Den Namen kenne ich leider nicht mehr aus dem Kopf aber wie gesagt, morgen werde ich mir die wahrscheinlich kaufen und berichten.


----------



## Guppyfreund (3. November 2007)

*AW: Entscheidungshilfe für Brandungsruten*

Ich hab mich jetzt für die Spro entschieden, da ich die Cormoran nicht in die Hand nehmen konnte.

100-200g, große *Fuji* Sic Ringe, dicker Endring, leichte Kohlefaser, schwingt nicht aus hat aber trotzdem eine feine Spitze und ein hartes Rückrad, super Griffteil.

Hier ein paar Fotos:

http://img521.*ih.us/img521/313/bild001ji5.th.jpg

http://img521.*ih.us/img521/8195/bild002mc1.th.jpg

http://img521.*ih.us/img521/6308/bild003nu8.th.jpg


----------



## ostsee_wurm23 (3. November 2007)

*AW: Entscheidungshilfe für Brandungsruten*

@Guppyfreund
Gratulation zu deinen neuen Stöcken! Die hast du aber sicherlich gebraucht gekauft oder wie? Hab keine Infos im Netz zu diesen Ruten gefunden. Berichte mal, wenn du sie eingesetzt hast.

+--

Deine Aufgabe – Wiederhole wörtlich die Passage aus dem Forumsthread über Brandungsruten, beginnend mit „100-200g, große *Fuji*“ und weiter bis einschließlich „Rückrad, super Griffteil.“.

Auszüge der Einträge –
+--

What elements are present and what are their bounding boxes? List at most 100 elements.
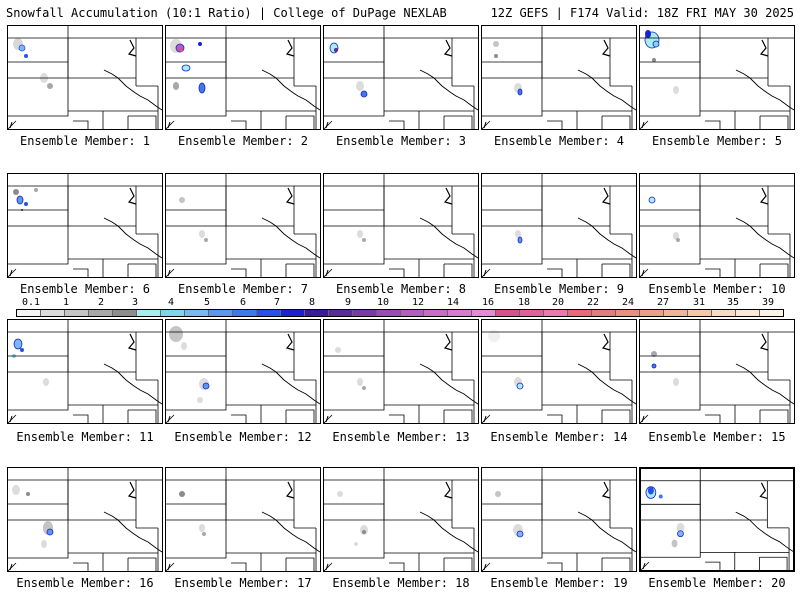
ensemble-member-label: Ensemble Member: 4 xyxy=(493,134,625,148)
ensemble-map-panel xyxy=(481,25,637,130)
ensemble-member-label: Ensemble Member: 19 xyxy=(490,576,628,590)
snowfall-shading xyxy=(179,197,208,242)
state-borders xyxy=(8,468,162,571)
snowfall-shading xyxy=(357,230,366,242)
legend-swatch xyxy=(208,310,233,316)
snowfall-shading xyxy=(169,326,210,403)
state-borders xyxy=(640,26,794,129)
ensemble-map-panel xyxy=(323,25,479,130)
state-boundary-map xyxy=(8,174,162,277)
legend-swatch xyxy=(544,310,569,316)
state-borders xyxy=(324,174,478,277)
legend-swatch xyxy=(64,310,89,316)
state-borders xyxy=(324,320,478,423)
ensemble-map-panel xyxy=(481,173,637,278)
legend-swatch xyxy=(568,310,593,316)
legend-swatch xyxy=(664,310,689,316)
ensemble-map-panel xyxy=(639,319,795,424)
ensemble-member-label: Ensemble Member: 1 xyxy=(19,134,151,148)
state-borders xyxy=(8,320,162,423)
state-boundary-map xyxy=(324,174,478,277)
legend-tick-label: 35 xyxy=(726,297,740,308)
legend-swatch xyxy=(736,310,761,316)
state-borders xyxy=(640,320,794,423)
state-boundary-map xyxy=(482,320,636,423)
state-borders xyxy=(8,26,162,129)
legend-swatch xyxy=(88,310,113,316)
state-borders xyxy=(324,26,478,129)
legend-tick-label: 10 xyxy=(376,297,390,308)
state-borders xyxy=(640,174,794,277)
state-borders xyxy=(324,468,478,571)
legend-swatch xyxy=(40,310,65,316)
legend-swatch xyxy=(472,310,497,316)
legend-tick-label: 2 xyxy=(97,297,105,308)
ensemble-member-label: Ensemble Member: 18 xyxy=(332,576,470,590)
legend-swatch xyxy=(640,310,665,316)
ensemble-map-panel xyxy=(481,467,637,572)
legend-tick-label: 9 xyxy=(344,297,352,308)
legend-swatch xyxy=(448,310,473,316)
legend-tick-label: 12 xyxy=(411,297,425,308)
legend-tick-label: 18 xyxy=(517,297,531,308)
state-boundary-map xyxy=(324,320,478,423)
snowfall-color-legend xyxy=(16,309,784,317)
snowfall-shading xyxy=(12,485,54,548)
state-boundary-map xyxy=(8,468,162,571)
legend-swatch xyxy=(376,310,401,316)
ensemble-member-label: Ensemble Member: 8 xyxy=(335,282,467,296)
state-boundary-map xyxy=(166,468,320,571)
legend-swatch xyxy=(616,310,641,316)
state-borders xyxy=(166,468,320,571)
legend-tick-label: 7 xyxy=(273,297,281,308)
legend-swatch xyxy=(760,310,783,316)
snowfall-shading xyxy=(493,41,523,96)
ensemble-member-label: Ensemble Member: 12 xyxy=(174,430,312,444)
ensemble-map-panel xyxy=(323,319,479,424)
legend-swatch xyxy=(280,310,305,316)
snowfall-shading xyxy=(645,486,685,548)
legend-swatch xyxy=(520,310,545,316)
ensemble-map-panel xyxy=(639,25,795,130)
snowfall-shading xyxy=(329,42,368,98)
ensemble-map-panel xyxy=(639,173,795,278)
state-borders xyxy=(166,174,320,277)
legend-tick-label: 6 xyxy=(239,297,247,308)
snowfall-shading xyxy=(13,188,38,211)
snowfall-shading xyxy=(179,491,206,536)
snowfall-shading xyxy=(170,39,206,94)
snowfall-shading xyxy=(337,491,368,546)
ensemble-map-panel xyxy=(165,173,321,278)
state-boundary-map xyxy=(640,174,794,277)
state-boundary-map xyxy=(166,174,320,277)
state-borders xyxy=(482,468,636,571)
legend-tick-label: 3 xyxy=(131,297,139,308)
legend-tick-label: 24 xyxy=(621,297,635,308)
legend-tick-label: 5 xyxy=(203,297,211,308)
ensemble-member-label: Ensemble Member: 16 xyxy=(16,576,154,590)
state-boundary-map xyxy=(166,26,320,129)
state-boundary-map xyxy=(324,26,478,129)
legend-tick-label: 27 xyxy=(656,297,670,308)
state-borders xyxy=(482,174,636,277)
legend-swatch xyxy=(496,310,521,316)
legend-swatch xyxy=(184,310,209,316)
legend-swatch xyxy=(328,310,353,316)
state-borders xyxy=(166,320,320,423)
state-boundary-map xyxy=(640,320,794,423)
legend-tick-label: 22 xyxy=(586,297,600,308)
snowfall-shading xyxy=(13,38,53,89)
legend-swatch xyxy=(160,310,185,316)
snowfall-shading xyxy=(648,196,680,242)
state-borders xyxy=(482,320,636,423)
ensemble-map-panel xyxy=(7,173,163,278)
ensemble-member-label: Ensemble Member: 14 xyxy=(490,430,628,444)
ensemble-member-label: Ensemble Member: 6 xyxy=(19,282,151,296)
ensemble-map-panel xyxy=(7,25,163,130)
state-boundary-map xyxy=(166,320,320,423)
map-title: Snowfall Accumulation (10:1 Ratio) | Col… xyxy=(6,6,447,20)
ensemble-member-label: Ensemble Member: 10 xyxy=(648,282,786,296)
snowfall-shading xyxy=(488,330,524,390)
ensemble-member-label: Ensemble Member: 2 xyxy=(177,134,309,148)
ensemble-member-label: Ensemble Member: 3 xyxy=(335,134,467,148)
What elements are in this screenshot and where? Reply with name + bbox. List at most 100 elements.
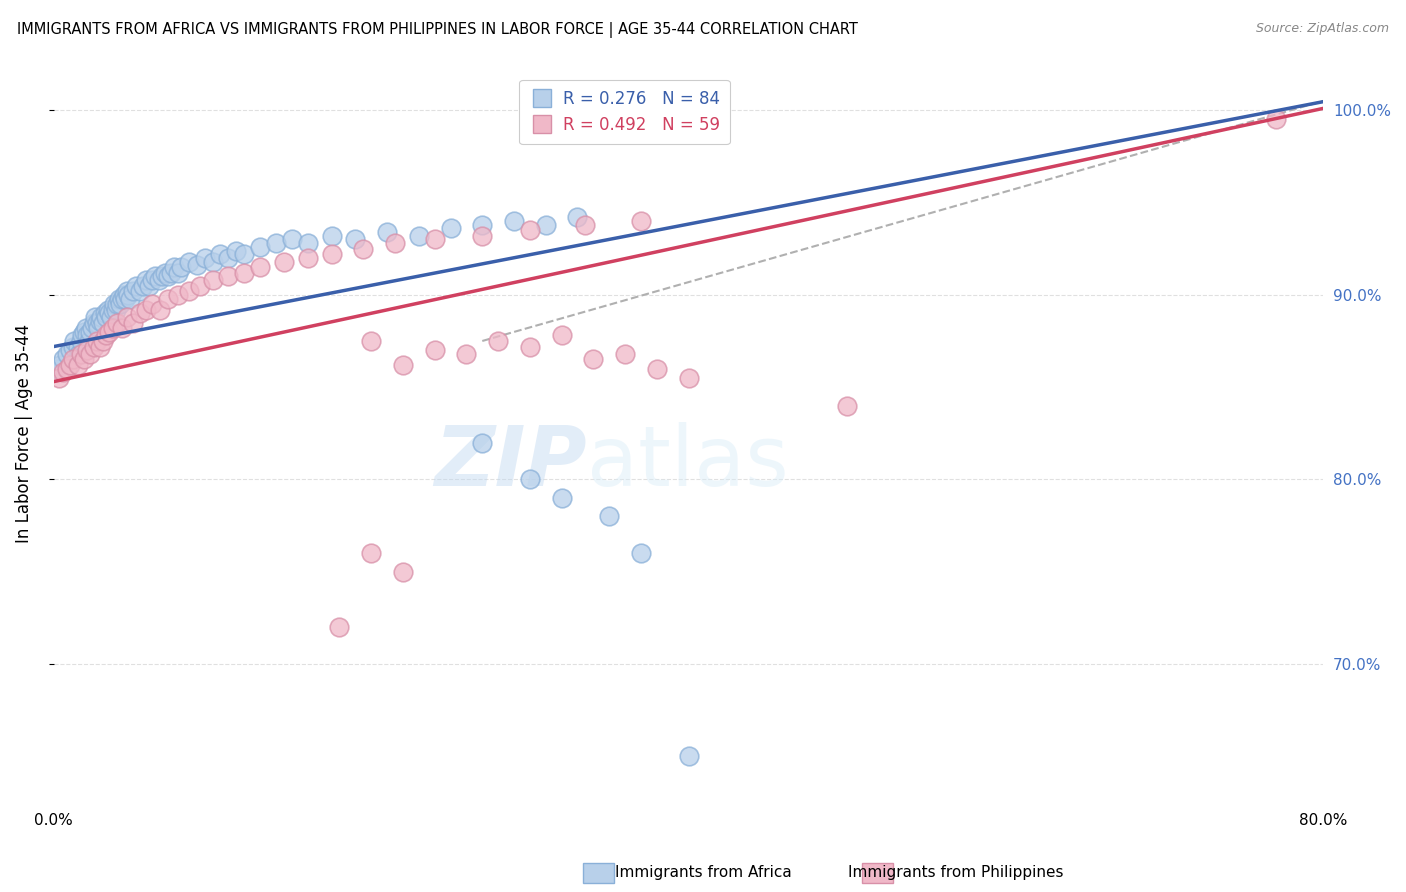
Point: [141, 297, 163, 311]
Point: [108, 292, 131, 306]
Point: [567, 211, 589, 225]
Point: [111, 321, 134, 335]
Point: [408, 228, 430, 243]
Point: [87, 321, 110, 335]
Point: [98, 325, 121, 339]
Point: [344, 232, 367, 246]
Point: [135, 273, 157, 287]
Point: [105, 316, 128, 330]
Point: [73, 352, 96, 367]
Point: [321, 228, 343, 243]
Point: [1264, 112, 1286, 127]
Point: [217, 251, 239, 265]
Point: [264, 236, 287, 251]
Point: [352, 242, 374, 256]
Point: [62, 352, 84, 367]
Point: [80, 321, 103, 335]
Point: [114, 292, 136, 306]
Point: [59, 358, 82, 372]
Point: [163, 260, 186, 274]
Point: [62, 339, 84, 353]
Point: [503, 214, 526, 228]
Point: [209, 247, 232, 261]
Legend: R = 0.276   N = 84, R = 0.492   N = 59: R = 0.276 N = 84, R = 0.492 N = 59: [519, 79, 730, 145]
Point: [534, 218, 557, 232]
Point: [471, 435, 494, 450]
Point: [456, 347, 478, 361]
Point: [630, 214, 652, 228]
Point: [145, 269, 167, 284]
Point: [79, 347, 101, 361]
Point: [249, 260, 271, 274]
Point: [66, 358, 89, 372]
Point: [101, 321, 124, 335]
Point: [423, 232, 446, 246]
Point: [519, 223, 541, 237]
Point: [75, 321, 97, 335]
Point: [67, 347, 90, 361]
Point: [91, 334, 114, 348]
Point: [86, 316, 108, 330]
Point: [115, 310, 138, 324]
Point: [101, 302, 124, 317]
Point: [471, 218, 494, 232]
Point: [486, 334, 509, 348]
Point: [148, 273, 170, 287]
Point: [138, 278, 160, 293]
Point: [103, 297, 125, 311]
Text: Immigrants from Philippines: Immigrants from Philippines: [848, 865, 1064, 880]
Point: [69, 334, 91, 348]
Point: [177, 254, 200, 268]
Point: [392, 565, 415, 579]
Point: [519, 339, 541, 353]
Point: [439, 221, 461, 235]
Point: [233, 266, 256, 280]
Point: [55, 361, 77, 376]
Point: [96, 310, 118, 324]
Point: [89, 314, 111, 328]
Point: [93, 306, 115, 320]
Point: [72, 328, 94, 343]
Y-axis label: In Labor Force | Age 35-44: In Labor Force | Age 35-44: [15, 324, 32, 543]
Point: [52, 352, 75, 367]
Point: [166, 288, 188, 302]
Point: [360, 334, 382, 348]
Point: [233, 247, 256, 261]
Point: [79, 325, 101, 339]
Point: [177, 284, 200, 298]
Point: [63, 334, 86, 348]
Point: [100, 310, 122, 324]
Point: [150, 269, 173, 284]
Point: [91, 316, 114, 330]
Point: [98, 306, 121, 320]
Point: [678, 749, 700, 764]
Point: [519, 472, 541, 486]
Point: [96, 328, 118, 343]
Point: [328, 620, 350, 634]
Point: [86, 334, 108, 348]
Point: [49, 358, 72, 372]
Point: [141, 273, 163, 287]
Point: [471, 228, 494, 243]
Point: [48, 371, 70, 385]
Point: [55, 347, 77, 361]
Point: [77, 334, 100, 348]
Point: [166, 266, 188, 280]
Point: [46, 361, 69, 376]
Text: IMMIGRANTS FROM AFRICA VS IMMIGRANTS FROM PHILIPPINES IN LABOR FORCE | AGE 35-44: IMMIGRANTS FROM AFRICA VS IMMIGRANTS FRO…: [17, 22, 858, 38]
Point: [582, 352, 605, 367]
Point: [598, 509, 620, 524]
Point: [837, 399, 859, 413]
Point: [89, 339, 111, 353]
Point: [128, 284, 150, 298]
Point: [52, 365, 75, 379]
Point: [375, 225, 398, 239]
Point: [118, 292, 141, 306]
Point: [160, 266, 183, 280]
Point: [76, 328, 98, 343]
Point: [110, 297, 132, 311]
Point: [678, 371, 700, 385]
Text: Source: ZipAtlas.com: Source: ZipAtlas.com: [1256, 22, 1389, 36]
Point: [122, 284, 145, 298]
Point: [201, 273, 224, 287]
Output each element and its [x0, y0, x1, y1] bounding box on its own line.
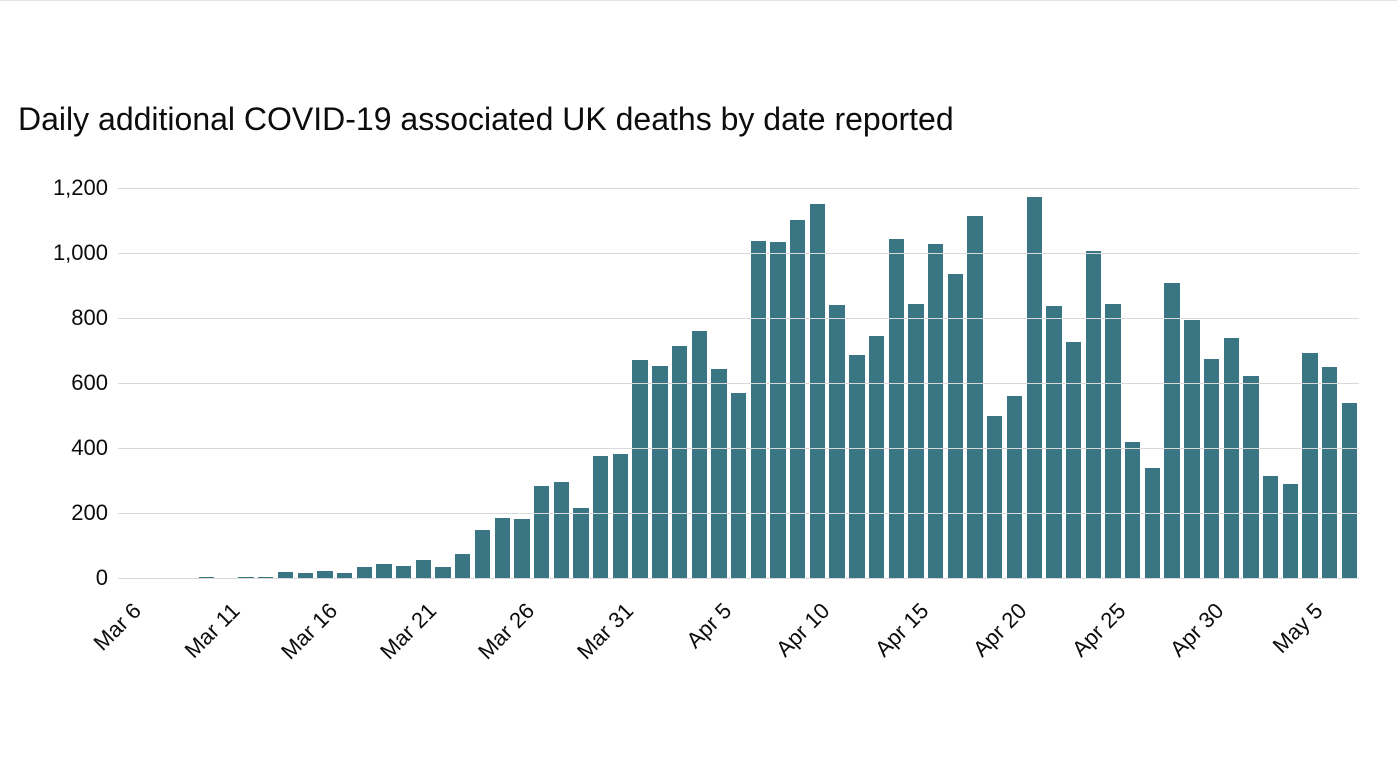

+--

Deine Antwort –
100-200g, große *Fuji* Sic Ringe, dicker Endring, leichte Kohlefaser, schwingt nicht aus hat aber trotzdem eine feine Spitze und ein hartes Rückrad, super Griffteil.